### Goal of the exercise
Copy each line below that contains "พฤษภาคม".

+++ Raw records

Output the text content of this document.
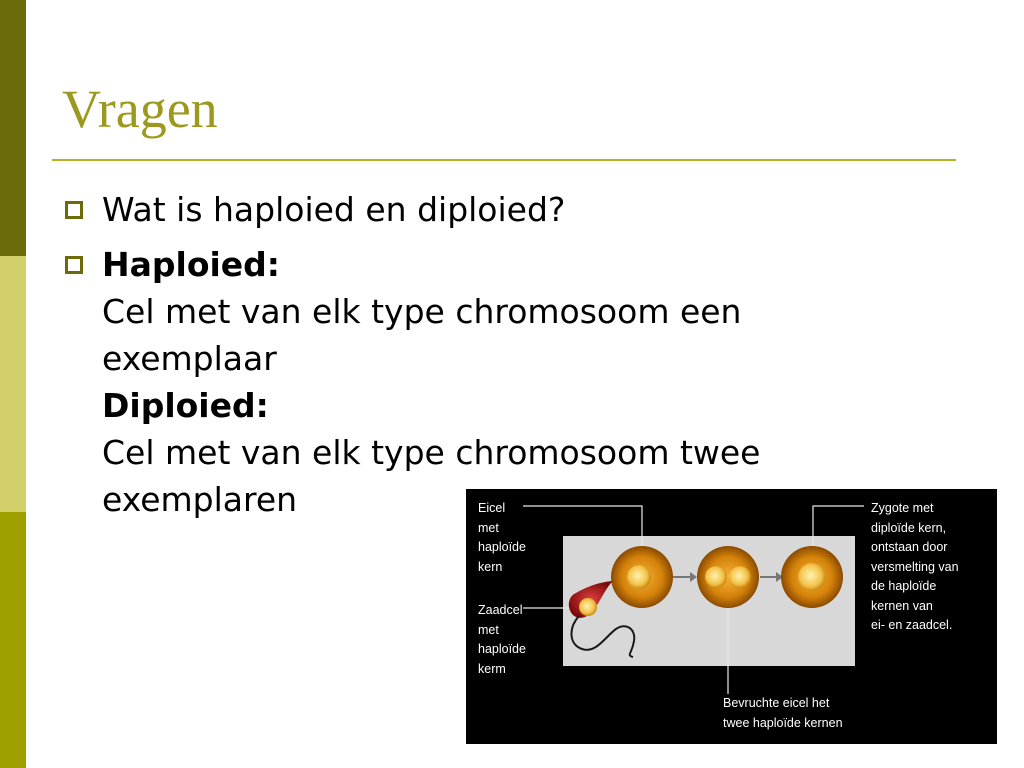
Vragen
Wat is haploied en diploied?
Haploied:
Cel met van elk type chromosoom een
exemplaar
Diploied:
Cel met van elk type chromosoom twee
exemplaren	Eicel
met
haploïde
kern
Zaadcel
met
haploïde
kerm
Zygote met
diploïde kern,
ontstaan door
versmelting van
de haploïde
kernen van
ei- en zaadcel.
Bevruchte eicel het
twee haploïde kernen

++++++
+++ Raw records

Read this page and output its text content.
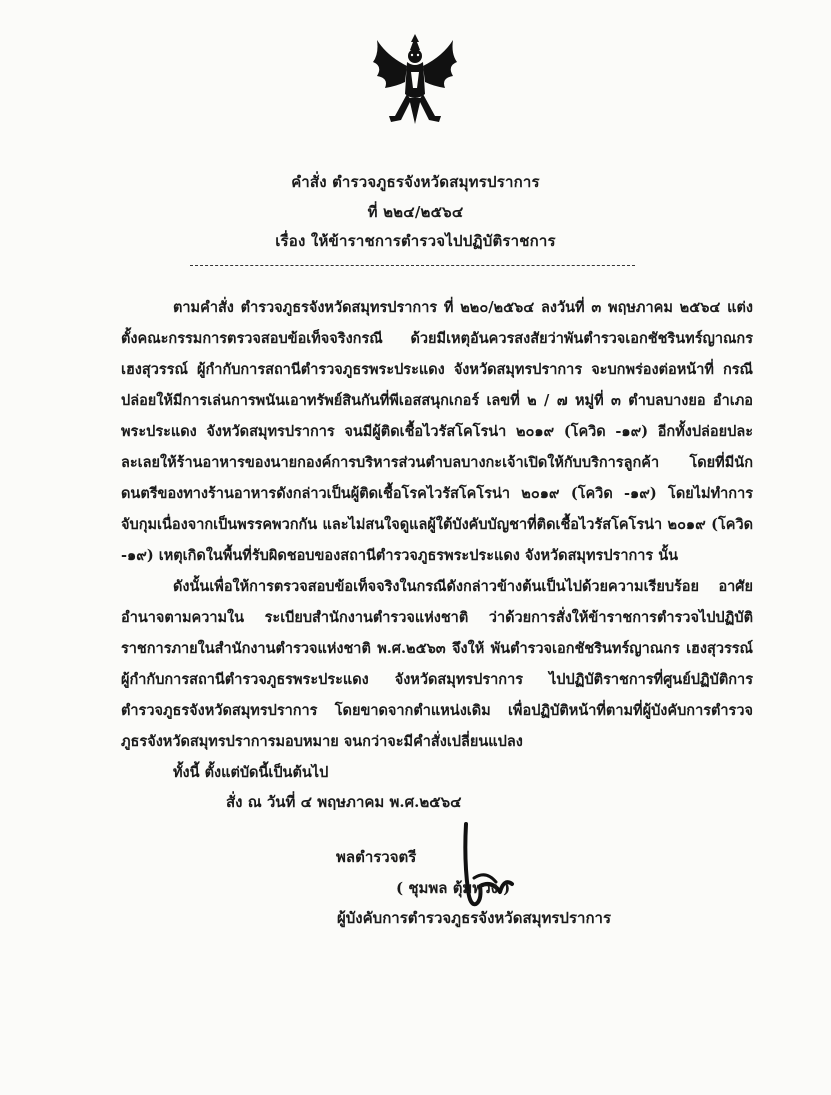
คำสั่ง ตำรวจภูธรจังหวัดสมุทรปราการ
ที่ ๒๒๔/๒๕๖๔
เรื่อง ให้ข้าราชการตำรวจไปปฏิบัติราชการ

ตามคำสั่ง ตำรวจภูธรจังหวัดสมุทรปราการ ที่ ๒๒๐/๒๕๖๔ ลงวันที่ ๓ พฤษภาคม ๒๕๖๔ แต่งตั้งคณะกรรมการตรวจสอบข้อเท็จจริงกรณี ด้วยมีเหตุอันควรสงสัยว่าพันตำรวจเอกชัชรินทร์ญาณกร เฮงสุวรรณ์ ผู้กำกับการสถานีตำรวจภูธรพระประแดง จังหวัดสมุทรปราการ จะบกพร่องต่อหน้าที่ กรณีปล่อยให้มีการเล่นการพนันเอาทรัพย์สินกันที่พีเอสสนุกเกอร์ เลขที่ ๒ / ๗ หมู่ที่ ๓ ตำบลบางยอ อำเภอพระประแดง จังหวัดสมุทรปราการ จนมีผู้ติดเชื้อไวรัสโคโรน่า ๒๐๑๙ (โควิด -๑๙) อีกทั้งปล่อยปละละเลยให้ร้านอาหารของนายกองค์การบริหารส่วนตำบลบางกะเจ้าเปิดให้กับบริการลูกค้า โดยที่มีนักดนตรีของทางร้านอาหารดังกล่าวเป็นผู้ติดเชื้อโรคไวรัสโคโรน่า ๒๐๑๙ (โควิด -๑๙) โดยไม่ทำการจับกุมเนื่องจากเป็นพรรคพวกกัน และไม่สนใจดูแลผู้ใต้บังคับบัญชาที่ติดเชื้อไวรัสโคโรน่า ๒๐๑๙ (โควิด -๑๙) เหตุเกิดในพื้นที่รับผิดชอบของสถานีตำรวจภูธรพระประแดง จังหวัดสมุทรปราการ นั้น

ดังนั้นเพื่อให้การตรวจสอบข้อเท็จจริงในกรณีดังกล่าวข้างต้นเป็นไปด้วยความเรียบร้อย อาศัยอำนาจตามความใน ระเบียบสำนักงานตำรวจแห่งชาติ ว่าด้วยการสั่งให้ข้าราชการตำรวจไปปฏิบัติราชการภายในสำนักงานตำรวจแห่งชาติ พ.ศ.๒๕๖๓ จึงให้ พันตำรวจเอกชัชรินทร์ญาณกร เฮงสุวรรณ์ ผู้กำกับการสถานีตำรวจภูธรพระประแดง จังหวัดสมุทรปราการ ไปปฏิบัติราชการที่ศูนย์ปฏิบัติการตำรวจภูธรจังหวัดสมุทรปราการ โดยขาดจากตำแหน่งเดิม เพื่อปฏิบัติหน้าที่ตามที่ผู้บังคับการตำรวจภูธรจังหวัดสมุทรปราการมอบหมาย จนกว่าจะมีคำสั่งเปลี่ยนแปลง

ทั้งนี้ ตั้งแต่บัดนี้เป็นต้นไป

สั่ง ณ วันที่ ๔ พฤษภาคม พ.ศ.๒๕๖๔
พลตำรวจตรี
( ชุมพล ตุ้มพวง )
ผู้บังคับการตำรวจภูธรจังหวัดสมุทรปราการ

++++++
+++ Raw records

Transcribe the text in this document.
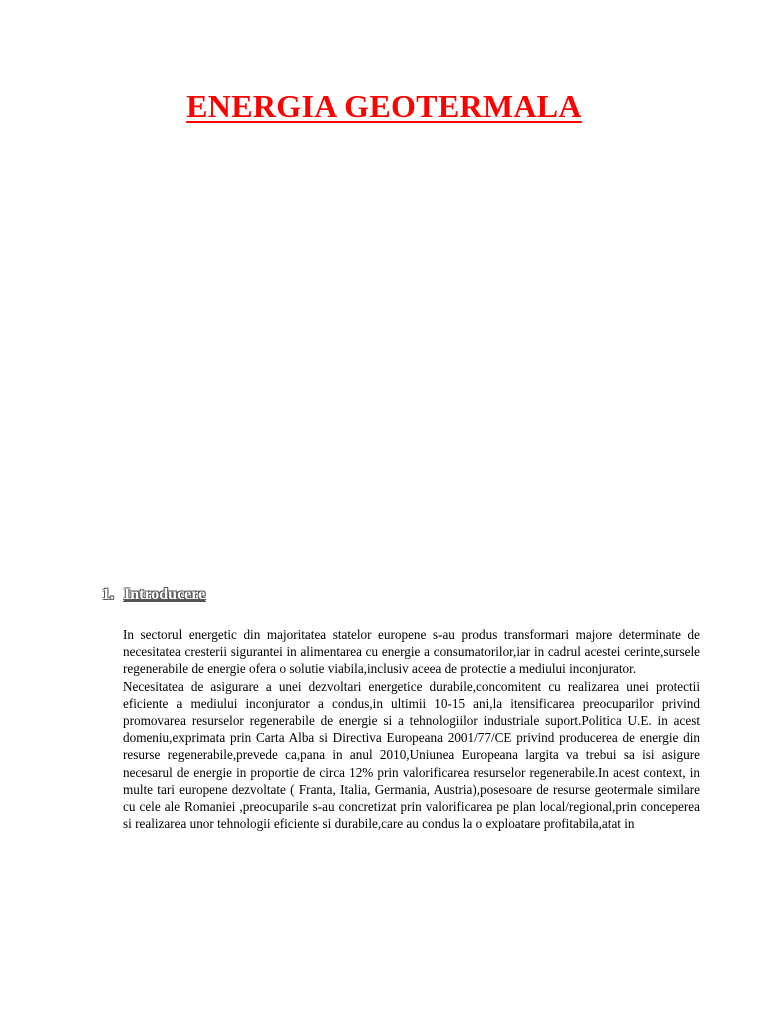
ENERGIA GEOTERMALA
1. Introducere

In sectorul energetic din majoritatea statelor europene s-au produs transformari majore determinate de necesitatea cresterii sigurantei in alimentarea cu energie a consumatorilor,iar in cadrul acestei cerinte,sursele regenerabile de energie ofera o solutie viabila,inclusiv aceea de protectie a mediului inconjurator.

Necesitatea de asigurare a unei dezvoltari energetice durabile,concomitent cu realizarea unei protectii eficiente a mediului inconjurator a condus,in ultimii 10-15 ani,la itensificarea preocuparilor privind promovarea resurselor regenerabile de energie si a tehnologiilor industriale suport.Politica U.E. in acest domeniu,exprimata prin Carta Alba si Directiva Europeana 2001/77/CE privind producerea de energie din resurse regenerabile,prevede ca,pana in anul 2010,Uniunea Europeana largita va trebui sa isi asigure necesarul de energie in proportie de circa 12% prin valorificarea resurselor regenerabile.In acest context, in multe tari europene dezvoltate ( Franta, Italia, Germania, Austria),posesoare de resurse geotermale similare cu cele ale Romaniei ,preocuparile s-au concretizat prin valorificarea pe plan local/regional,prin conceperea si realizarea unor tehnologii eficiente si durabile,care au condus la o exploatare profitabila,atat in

++++++

### Task solution
ตามคำสั่ง ตำรวจภูธรจังหวัดสมุทรปราการ ที่ ๒๒๐/๒๕๖๔ ลงวันที่ ๓ พฤษภาคม ๒๕๖๔ แต่งตั้งคณะกรรมการตรวจสอบข้อเท็จจริงกรณี ด้วยมีเหตุอันควรสงสัยว่าพันตำรวจเอกชัชรินทร์ญาณกร เฮงสุวรรณ์ ผู้กำกับการสถานีตำรวจภูธรพระประแดง จังหวัดสมุทรปราการ จะบกพร่องต่อหน้าที่ กรณีปล่อยให้มีการเล่นการพนันเอาทรัพย์สินกันที่พีเอสสนุกเกอร์ เลขที่ ๒ / ๗ หมู่ที่ ๓ ตำบลบางยอ อำเภอพระประแดง จังหวัดสมุทรปราการ จนมีผู้ติดเชื้อไวรัสโคโรน่า ๒๐๑๙ (โควิด -๑๙) อีกทั้งปล่อยปละละเลยให้ร้านอาหารของนายกองค์การบริหารส่วนตำบลบางกะเจ้าเปิดให้กับบริการลูกค้า โดยที่มีนักดนตรีของทางร้านอาหารดังกล่าวเป็นผู้ติดเชื้อโรคไวรัสโคโรน่า ๒๐๑๙ (โควิด -๑๙) โดยไม่ทำการจับกุมเนื่องจากเป็นพรรคพวกกัน และไม่สนใจดูแลผู้ใต้บังคับบัญชาที่ติดเชื้อไวรัสโคโรน่า ๒๐๑๙ (โควิด -๑๙) เหตุเกิดในพื้นที่รับผิดชอบของสถานีตำรวจภูธรพระประแดง จังหวัดสมุทรปราการ นั้น
สั่ง ณ วันที่ ๔ พฤษภาคม พ.ศ.๒๕๖๔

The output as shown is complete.